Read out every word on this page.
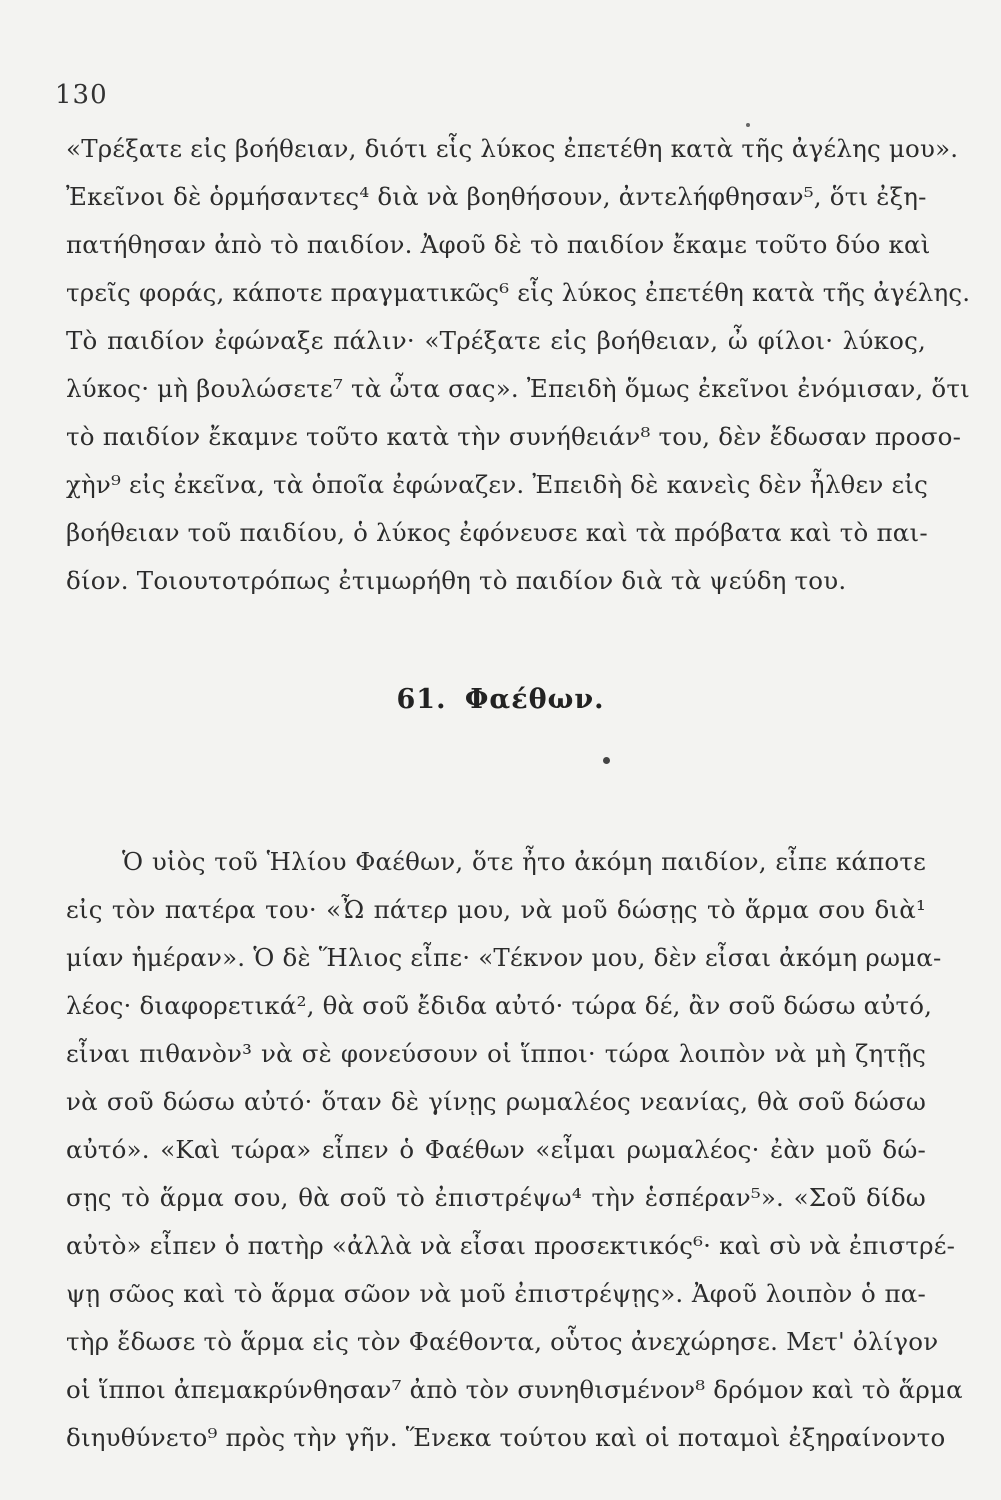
130
«Τρέξατε εἰς βοήθειαν, διότι εἷς λύκος ἐπετέθη κατὰ τῆς ἀγέλης μου».
Ἐκεῖνοι δὲ ὁρμήσαντες⁴ διὰ νὰ βοηθήσουν, ἀντελήφθησαν⁵, ὅτι ἐξη-
πατήθησαν ἀπὸ τὸ παιδίον. Ἀφοῦ δὲ τὸ παιδίον ἔκαμε τοῦτο δύο καὶ
τρεῖς φοράς, κάποτε πραγματικῶς⁶ εἷς λύκος ἐπετέθη κατὰ τῆς ἀγέλης.
Τὸ παιδίον ἐφώναξε πάλιν· «Τρέξατε εἰς βοήθειαν, ὦ φίλοι· λύκος,
λύκος· μὴ βουλώσετε⁷ τὰ ὦτα σας». Ἐπειδὴ ὅμως ἐκεῖνοι ἐνόμισαν, ὅτι
τὸ παιδίον ἔκαμνε τοῦτο κατὰ τὴν συνήθειάν⁸ του, δὲν ἔδωσαν προσο-
χὴν⁹ εἰς ἐκεῖνα, τὰ ὁποῖα ἐφώναζεν. Ἐπειδὴ δὲ κανεὶς δὲν ἦλθεν εἰς
βοήθειαν τοῦ παιδίου, ὁ λύκος ἐφόνευσε καὶ τὰ πρόβατα καὶ τὸ παι-
δίον. Τοιουτοτρόπως ἐτιμωρήθη τὸ παιδίον διὰ τὰ ψεύδη του.
61. Φαέθων.
Ὁ υἱὸς τοῦ Ἡλίου Φαέθων, ὅτε ἦτο ἀκόμη παιδίον, εἶπε κάποτε
εἰς τὸν πατέρα του· «Ὦ πάτερ μου, νὰ μοῦ δώσῃς τὸ ἅρμα σου διὰ¹
μίαν ἡμέραν». Ὁ δὲ Ἥλιος εἶπε· «Τέκνον μου, δὲν εἶσαι ἀκόμη ρωμα-
λέος· διαφορετικά², θὰ σοῦ ἔδιδα αὐτό· τώρα δέ, ἂν σοῦ δώσω αὐτό,
εἶναι πιθανὸν³ νὰ σὲ φονεύσουν οἱ ἵπποι· τώρα λοιπὸν νὰ μὴ ζητῇς
νὰ σοῦ δώσω αὐτό· ὅταν δὲ γίνῃς ρωμαλέος νεανίας, θὰ σοῦ δώσω
αὐτό». «Καὶ τώρα» εἶπεν ὁ Φαέθων «εἶμαι ρωμαλέος· ἐὰν μοῦ δώ-
σῃς τὸ ἅρμα σου, θὰ σοῦ τὸ ἐπιστρέψω⁴ τὴν ἑσπέραν⁵». «Σοῦ δίδω
αὐτὸ» εἶπεν ὁ πατὴρ «ἀλλὰ νὰ εἶσαι προσεκτικός⁶· καὶ σὺ νὰ ἐπιστρέ-
ψῃ σῶος καὶ τὸ ἅρμα σῶον νὰ μοῦ ἐπιστρέψῃς». Ἀφοῦ λοιπὸν ὁ πα-
τὴρ ἔδωσε τὸ ἅρμα εἰς τὸν Φαέθοντα, οὗτος ἀνεχώρησε. Μετ' ὀλίγον
οἱ ἵπποι ἀπεμακρύνθησαν⁷ ἀπὸ τὸν συνηθισμένον⁸ δρόμον καὶ τὸ ἅρμα
διηυθύνετο⁹ πρὸς τὴν γῆν. Ἕνεκα τούτου καὶ οἱ ποταμοὶ ἐξηραίνοντο
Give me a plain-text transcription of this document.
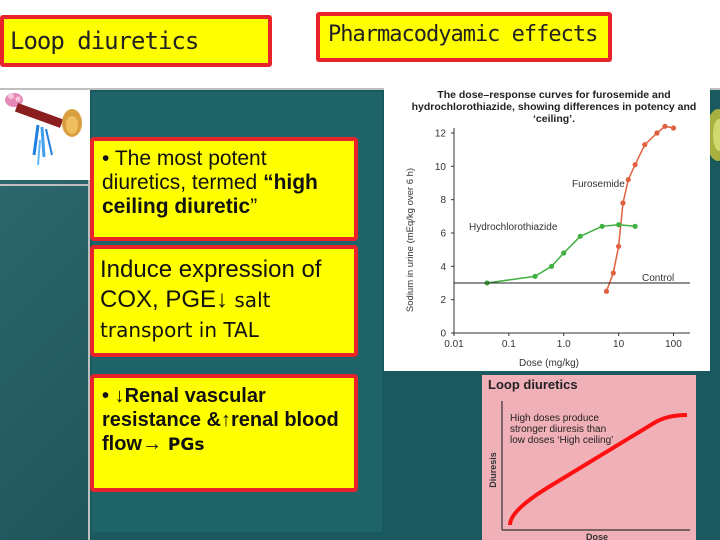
Loop diuretics	Pharmacodyamic effects
• The most potent diuretics, termed “high ceiling diuretic”
Induce expression of COX, PGE↓ salt transport in TAL
• ↓Renal vascular resistance &↑renal blood flow→ PGs
The dose–response curves for furosemide and hydrochlorothiazide, showing differences in potency and ‘ceiling’.
0
2
4
6
8
10
12
0.01	0.1	1.0	10	100
Sodium in urine (mEq/kg over 6 h)
Dose (mg/kg)
Furosemide
Hydrochlorothiazide
Control
Loop diuretics
High doses produce stronger diuresis than low doses ‘High ceiling’
Diuresis
Dose
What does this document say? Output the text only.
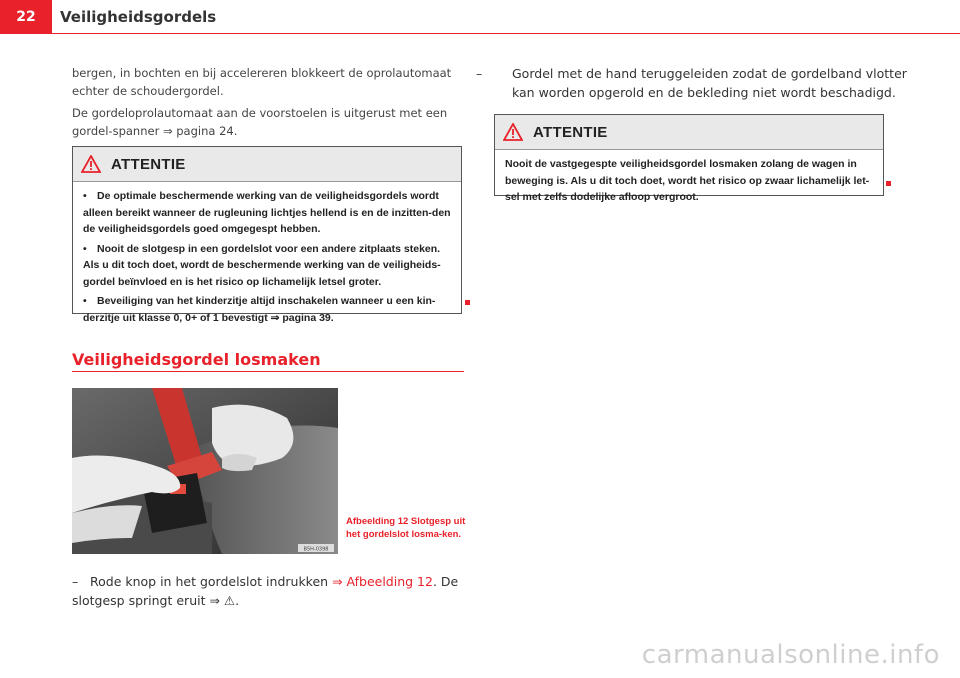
22	Veiligheidsgordels
bergen, in bochten en bij accelereren blokkeert de oprolautomaat echter de schoudergordel.
De gordeloprolautomaat aan de voorstoelen is uitgerust met een gordel-spanner ⇒ pagina 24.
ATTENTIE
• De optimale beschermende werking van de veiligheidsgordels wordt alleen bereikt wanneer de rugleuning lichtjes hellend is en de inzitten-den de veiligheidsgordels goed omgegespt hebben.
• Nooit de slotgesp in een gordelslot voor een andere zitplaats steken. Als u dit toch doet, wordt de beschermende werking van de veiligheids-gordel beïnvloed en is het risico op lichamelijk letsel groter.
• Beveiliging van het kinderzitje altijd inschakelen wanneer u een kin-derzitje uit klasse 0, 0+ of 1 bevestigt ⇒ pagina 39.
Veiligheidsgordel losmaken
B5H-0398
Afbeelding 12 Slotgesp uit het gordelslot losma-ken.
– Rode knop in het gordelslot indrukken ⇒ Afbeelding 12. De slotgesp springt eruit ⇒ ⚠.
– Gordel met de hand teruggeleiden zodat de gordelband vlotter kan worden opgerold en de bekleding niet wordt beschadigd.
ATTENTIE
Nooit de vastgegespte veiligheidsgordel losmaken zolang de wagen in beweging is. Als u dit toch doet, wordt het risico op zwaar lichamelijk let-sel met zelfs dodelijke afloop vergroot.
carmanualsonline.info
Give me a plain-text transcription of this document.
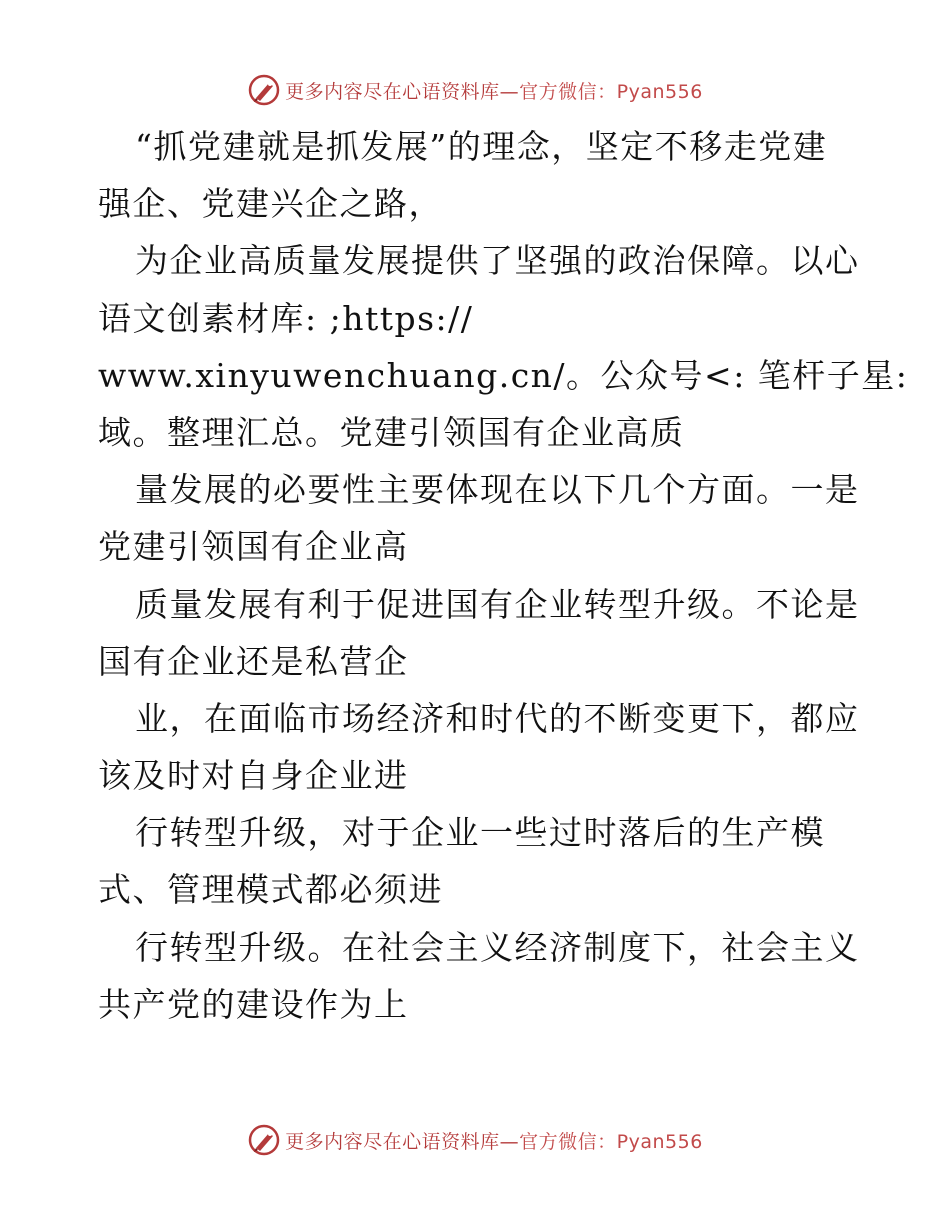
更多内容尽在心语资料库—官方微信：Pyan556
“抓党建就是抓发展”的理念，坚定不移走党建
强企、党建兴企之路，
为企业高质量发展提供了坚强的政治保障。以心
语文创素材库: ;https://
www.xinyuwenchuang.cn/。公众号<: 笔杆子星:
域。整理汇总。党建引领国有企业高质
量发展的必要性主要体现在以下几个方面。一是
党建引领国有企业高
质量发展有利于促进国有企业转型升级。不论是
国有企业还是私营企
业，在面临市场经济和时代的不断变更下，都应
该及时对自身企业进
行转型升级，对于企业一些过时落后的生产模
式、管理模式都必须进
行转型升级。在社会主义经济制度下，社会主义
共产党的建设作为上
更多内容尽在心语资料库—官方微信：Pyan556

++++++

■ **INSTRUCTIONS TO FOLLOW**:
Reproduce all the entries that precede this task, word for word, minus any pictures.

■ **RESULT OF THE EXERCISE**:
Read out every word on this page.
130
«Τρέξατε εἰς βοήθειαν, διότι εἷς λύκος ἐπετέθη κατὰ τῆς ἀγέλης μου».
Ἐκεῖνοι δὲ ὁρμήσαντες⁴ διὰ νὰ βοηθήσουν, ἀντελήφθησαν⁵, ὅτι ἐξη-
πατήθησαν ἀπὸ τὸ παιδίον. Ἀφοῦ δὲ τὸ παιδίον ἔκαμε τοῦτο δύο καὶ
τρεῖς φοράς, κάποτε πραγματικῶς⁶ εἷς λύκος ἐπετέθη κατὰ τῆς ἀγέλης.
Τὸ παιδίον ἐφώναξε πάλιν· «Τρέξατε εἰς βοήθειαν, ὦ φίλοι· λύκος,
λύκος· μὴ βουλώσετε⁷ τὰ ὦτα σας». Ἐπειδὴ ὅμως ἐκεῖνοι ἐνόμισαν, ὅτι
τὸ παιδίον ἔκαμνε τοῦτο κατὰ τὴν συνήθειάν⁸ του, δὲν ἔδωσαν προσο-
χὴν⁹ εἰς ἐκεῖνα, τὰ ὁποῖα ἐφώναζεν. Ἐπειδὴ δὲ κανεὶς δὲν ἦλθεν εἰς
βοήθειαν τοῦ παιδίου, ὁ λύκος ἐφόνευσε καὶ τὰ πρόβατα καὶ τὸ παι-
δίον. Τοιουτοτρόπως ἐτιμωρήθη τὸ παιδίον διὰ τὰ ψεύδη του.
61. Φαέθων.
Ὁ υἱὸς τοῦ Ἡλίου Φαέθων, ὅτε ἦτο ἀκόμη παιδίον, εἶπε κάποτε
εἰς τὸν πατέρα του· «Ὦ πάτερ μου, νὰ μοῦ δώσῃς τὸ ἅρμα σου διὰ¹
μίαν ἡμέραν». Ὁ δὲ Ἥλιος εἶπε· «Τέκνον μου, δὲν εἶσαι ἀκόμη ρωμα-
λέος· διαφορετικά², θὰ σοῦ ἔδιδα αὐτό· τώρα δέ, ἂν σοῦ δώσω αὐτό,
εἶναι πιθανὸν³ νὰ σὲ φονεύσουν οἱ ἵπποι· τώρα λοιπὸν νὰ μὴ ζητῇς
νὰ σοῦ δώσω αὐτό· ὅταν δὲ γίνῃς ρωμαλέος νεανίας, θὰ σοῦ δώσω
αὐτό». «Καὶ τώρα» εἶπεν ὁ Φαέθων «εἶμαι ρωμαλέος· ἐὰν μοῦ δώ-
σῃς τὸ ἅρμα σου, θὰ σοῦ τὸ ἐπιστρέψω⁴ τὴν ἑσπέραν⁵». «Σοῦ δίδω
αὐτὸ» εἶπεν ὁ πατὴρ «ἀλλὰ νὰ εἶσαι προσεκτικός⁶· καὶ σὺ νὰ ἐπιστρέ-
ψῃ σῶος καὶ τὸ ἅρμα σῶον νὰ μοῦ ἐπιστρέψῃς». Ἀφοῦ λοιπὸν ὁ πα-
τὴρ ἔδωσε τὸ ἅρμα εἰς τὸν Φαέθοντα, οὗτος ἀνεχώρησε. Μετ' ὀλίγον
οἱ ἵπποι ἀπεμακρύνθησαν⁷ ἀπὸ τὸν συνηθισμένον⁸ δρόμον καὶ τὸ ἅρμα
διηυθύνετο⁹ πρὸς τὴν γῆν. Ἕνεκα τούτου καὶ οἱ ποταμοὶ ἐξηραίνοντο
Give me a plain-text transcription of this document.
Loop diuretics	Pharmacodyamic effects
• The most potent diuretics, termed “high ceiling diuretic”
Induce expression of COX, PGE↓ salt transport in TAL
• ↓Renal vascular resistance &↑renal blood flow→ PGs
The dose–response curves for furosemide and hydrochlorothiazide, showing differences in potency and ‘ceiling’.
0
2
4
6
8
10
12
0.01	0.1	1.0	10	100
Sodium in urine (mEq/kg over 6 h)
Dose (mg/kg)
Furosemide
Hydrochlorothiazide
Control
Loop diuretics
High doses produce stronger diuresis than low doses ‘High ceiling’
Diuresis
Dose
What does this document say? Output the text only.
22	Veiligheidsgordels
bergen, in bochten en bij accelereren blokkeert de oprolautomaat echter de schoudergordel.
De gordeloprolautomaat aan de voorstoelen is uitgerust met een gordel-spanner ⇒ pagina 24.
ATTENTIE
• De optimale beschermende werking van de veiligheidsgordels wordt alleen bereikt wanneer de rugleuning lichtjes hellend is en de inzitten-den de veiligheidsgordels goed omgegespt hebben.
• Nooit de slotgesp in een gordelslot voor een andere zitplaats steken. Als u dit toch doet, wordt de beschermende werking van de veiligheids-gordel beïnvloed en is het risico op lichamelijk letsel groter.
• Beveiliging van het kinderzitje altijd inschakelen wanneer u een kin-derzitje uit klasse 0, 0+ of 1 bevestigt ⇒ pagina 39.
Veiligheidsgordel losmaken
B5H-0398
Afbeelding 12 Slotgesp uit het gordelslot losma-ken.
– Rode knop in het gordelslot indrukken ⇒ Afbeelding 12. De slotgesp springt eruit ⇒ ⚠.
– Gordel met de hand teruggeleiden zodat de gordelband vlotter kan worden opgerold en de bekleding niet wordt beschadigd.
ATTENTIE
Nooit de vastgegespte veiligheidsgordel losmaken zolang de wagen in beweging is. Als u dit toch doet, wordt het risico op zwaar lichamelijk let-sel met zelfs dodelijke afloop vergroot.
carmanualsonline.info
Give me a plain-text transcription of this document.
更多内容尽在心语资料库—官方微信：Pyan556
“抓党建就是抓发展”的理念，坚定不移走党建
强企、党建兴企之路，
为企业高质量发展提供了坚强的政治保障。以心
语文创素材库: ;https://
www.xinyuwenchuang.cn/。公众号<: 笔杆子星:
域。整理汇总。党建引领国有企业高质
量发展的必要性主要体现在以下几个方面。一是
党建引领国有企业高
质量发展有利于促进国有企业转型升级。不论是
国有企业还是私营企
业，在面临市场经济和时代的不断变更下，都应
该及时对自身企业进
行转型升级，对于企业一些过时落后的生产模
式、管理模式都必须进
行转型升级。在社会主义经济制度下，社会主义
共产党的建设作为上
更多内容尽在心语资料库—官方微信：Pyan556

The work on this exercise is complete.